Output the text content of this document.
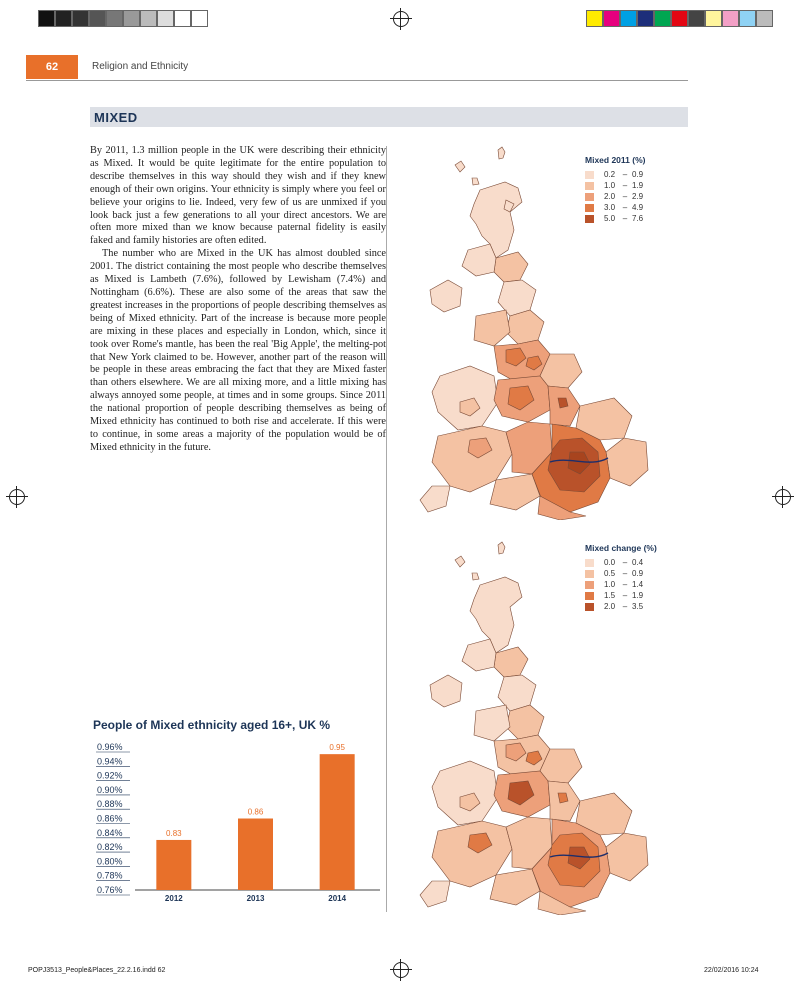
62	Religion and Ethnicity
MIXED

By 2011, 1.3 million people in the UK were describing their ethnicity as Mixed. It would be quite legitimate for the entire population to describe themselves in this way should they wish and if they knew enough of their own origins. Your ethnicity is simply where you feel or believe your origins to lie. Indeed, very few of us are unmixed if you look back just a few generations to all your direct ancestors. We are often more mixed than we know because paternal fidelity is easily faked and family histories are often edited.

The number who are Mixed in the UK has almost doubled since 2001. The district containing the most people who describe themselves as Mixed is Lambeth (7.6%), followed by Lewisham (7.4%) and Nottingham (6.6%). These are also some of the areas that saw the greatest increases in the proportions of people describing themselves as being of Mixed ethnicity. Part of the increase is because more people are mixing in these places and especially in London, which, since it took over Rome's mantle, has been the real 'Big Apple', the melting-pot that New York claimed to be. However, another part of the reason will be people in these areas embracing the fact that they are Mixed faster than others elsewhere. We are all mixing more, and a little mixing has always annoyed some people, at times and in some groups. Since 2011 the national proportion of people describing themselves as being of Mixed ethnicity has continued to both rise and accelerate. If this were to continue, in some areas a majority of the population would be of Mixed ethnicity in the future.

Mixed 2011 (%)
0.2 – 0.9
1.0 – 1.9
2.0 – 2.9
3.0 – 4.9
5.0 – 7.6
Mixed change (%)
0.0 – 0.4
0.5 – 0.9
1.0 – 1.4
1.5 – 1.9
2.0 – 3.5
People of Mixed ethnicity aged 16+, UK %
0.76%
0.78%
0.80%
0.82%
0.84%
0.86%
0.88%
0.90%
0.92%
0.94%
0.96%
0.83
2012
0.86
2013
0.95
2014
POPJ3513_People&Places_22.2.16.indd 62	22/02/2016 10:24
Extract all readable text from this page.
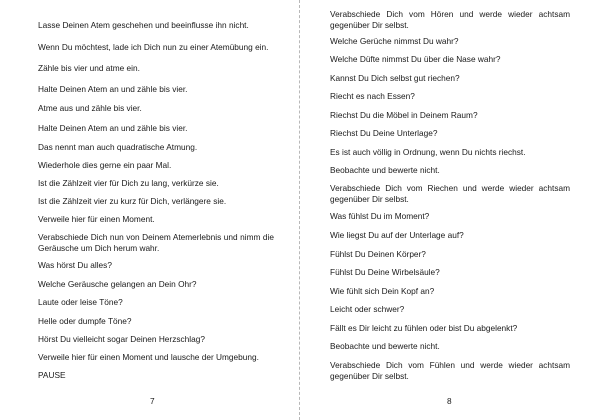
Lasse Deinen Atem geschehen und beeinflusse ihn nicht.
Wenn Du möchtest, lade ich Dich nun zu einer Atemübung ein.
Zähle bis vier und atme ein.
Halte Deinen Atem an und zähle bis vier.
Atme aus und zähle bis vier.
Halte Deinen Atem an und zähle bis vier.
Das nennt man auch quadratische Atmung.
Wiederhole dies gerne ein paar Mal.
Ist die Zählzeit vier für Dich zu lang, verkürze sie.
Ist die Zählzeit vier zu kurz für Dich, verlängere sie.
Verweile hier für einen Moment.
Verabschiede Dich nun von Deinem Atemerlebnis und nimm die Geräusche um Dich herum wahr.
Was hörst Du alles?
Welche Geräusche gelangen an Dein Ohr?
Laute oder leise Töne?
Helle oder dumpfe Töne?
Hörst Du vielleicht sogar Deinen Herzschlag?
Verweile hier für einen Moment und lausche der Umgebung.
PAUSE
7
Verabschiede Dich vom Hören und werde wieder achtsam gegenüber Dir selbst.
Welche Gerüche nimmst Du wahr?
Welche Düfte nimmst Du über die Nase wahr?
Kannst Du Dich selbst gut riechen?
Riecht es nach Essen?
Riechst Du die Möbel in Deinem Raum?
Riechst Du Deine Unterlage?
Es ist auch völlig in Ordnung, wenn Du nichts riechst.
Beobachte und bewerte nicht.
Verabschiede Dich vom Riechen und werde wieder achtsam gegenüber Dir selbst.
Was fühlst Du im Moment?
Wie liegst Du auf der Unterlage auf?
Fühlst Du Deinen Körper?
Fühlst Du Deine Wirbelsäule?
Wie fühlt sich Dein Kopf an?
Leicht oder schwer?
Fällt es Dir leicht zu fühlen oder bist Du abgelenkt?
Beobachte und bewerte nicht.
Verabschiede Dich vom Fühlen und werde wieder achtsam gegenüber Dir selbst.
8
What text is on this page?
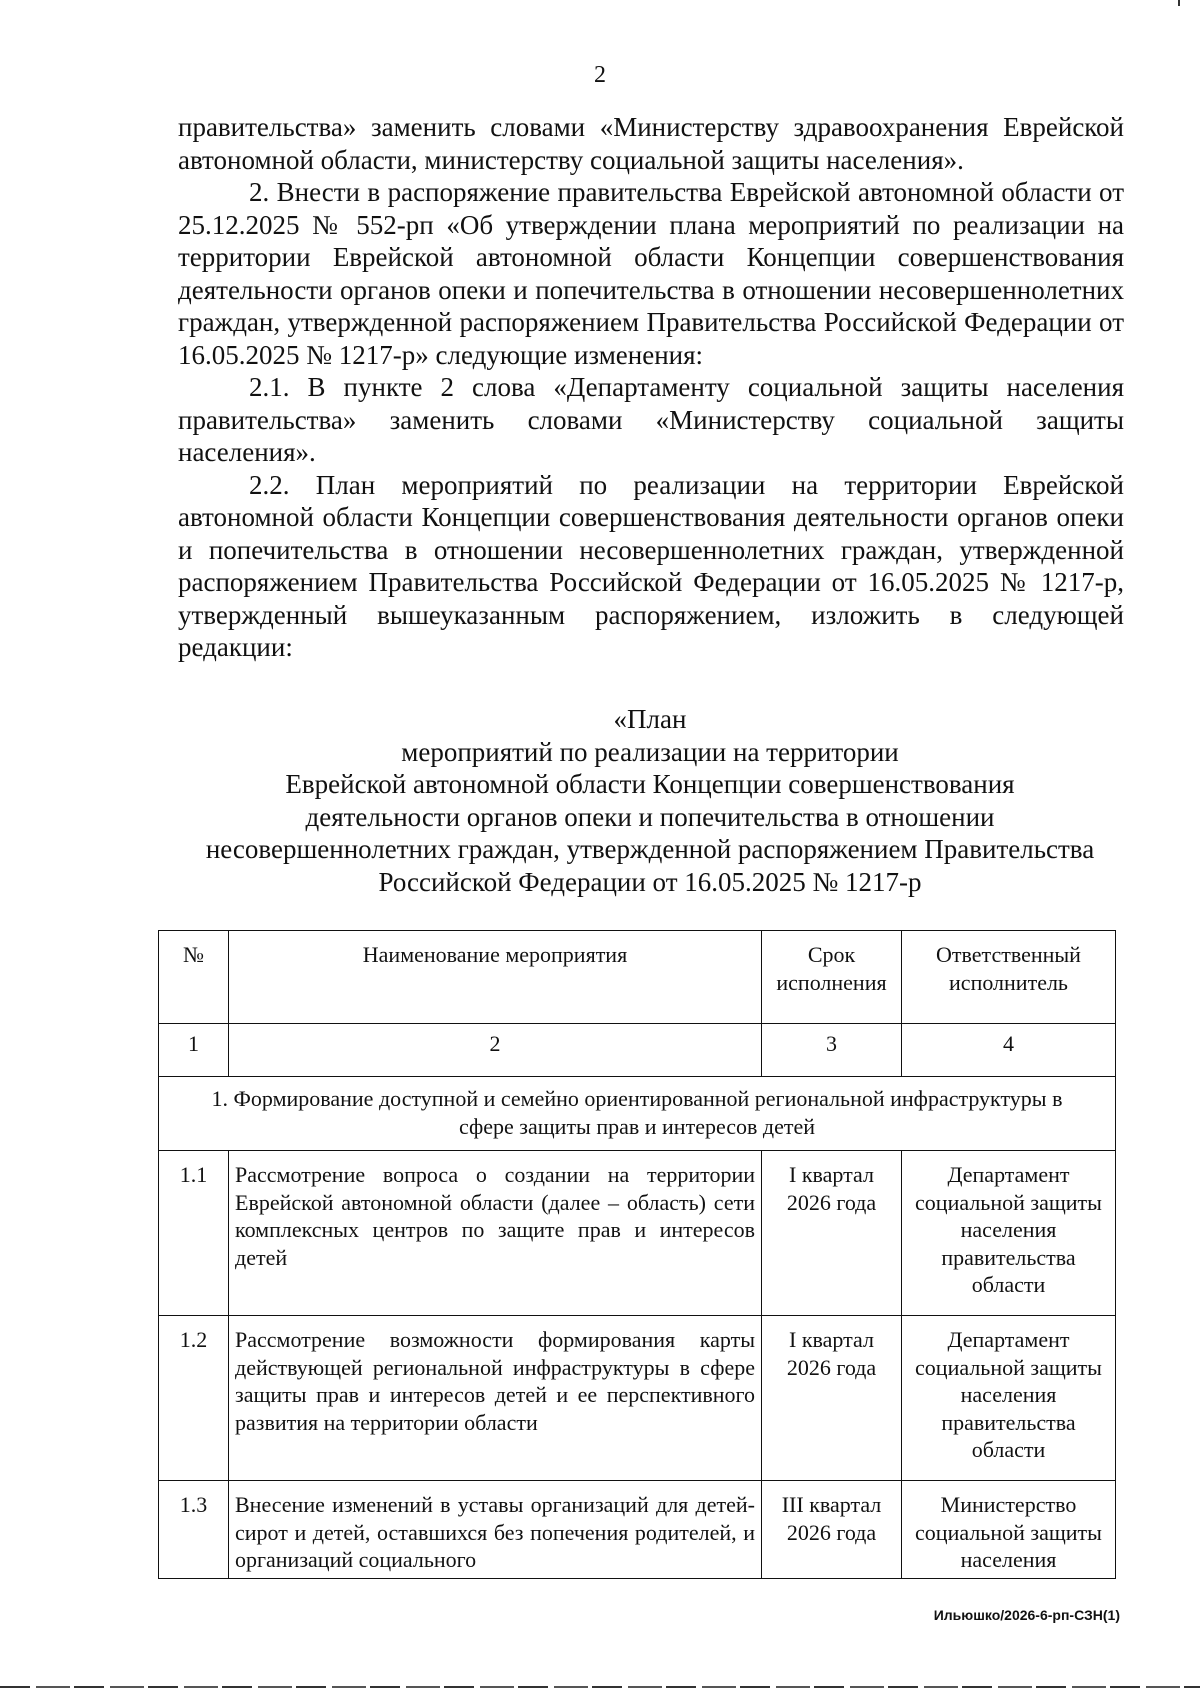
2

правительства» заменить словами «Министерству здравоохранения Еврейской автономной области, министерству социальной защиты населения».

2. Внести в распоряжение правительства Еврейской автономной области от 25.12.2025 № 552-рп «Об утверждении плана мероприятий по реализации на территории Еврейской автономной области Концепции совершенствования деятельности органов опеки и попечительства в отношении несовершеннолетних граждан, утвержденной распоряжением Правительства Российской Федерации от 16.05.2025 № 1217-р» следующие изменения:

2.1. В пункте 2 слова «Департаменту социальной защиты населения правительства» заменить словами «Министерству социальной защиты населения».

2.2. План мероприятий по реализации на территории Еврейской автономной области Концепции совершенствования деятельности органов опеки и попечительства в отношении несовершеннолетних граждан, утвержденной распоряжением Правительства Российской Федерации от 16.05.2025 № 1217-р, утвержденный вышеуказанным распоряжением, изложить в следующей редакции:

«План
мероприятий по реализации на территории
Еврейской автономной области Концепции совершенствования
деятельности органов опеки и попечительства в отношении
несовершеннолетних граждан, утвержденной распоряжением Правительства
Российской Федерации от 16.05.2025 № 1217-р
№	Наименование мероприятия	Срок исполнения	Ответственный исполнитель
1	2	3	4
1. Формирование доступной и семейно ориентированной региональной инфраструктуры в сфере защиты прав и интересов детей			
1.1	Рассмотрение вопроса о создании на территории Еврейской автономной области (далее – область) сети комплексных центров по защите прав и интересов детей	I квартал 2026 года	Департамент социальной защиты населения правительства области
1.2	Рассмотрение возможности формирования карты действующей региональной инфраструктуры в сфере защиты прав и интересов детей и ее перспективного развития на территории области	I квартал 2026 года	Департамент социальной защиты населения правительства области
1.3	Внесение изменений в уставы организаций для детей-сирот и детей, оставшихся без попечения родителей, и организаций социального	III квартал 2026 года	Министерство социальной защиты населения
Ильюшко/2026-6-рп-СЗН(1)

————————

Return each line where "Moment" shows up.

- Result for this task -
Verweile hier für einen Moment.
Verweile hier für einen Moment und lausche der Umgebung.
Was fühlst Du im Moment?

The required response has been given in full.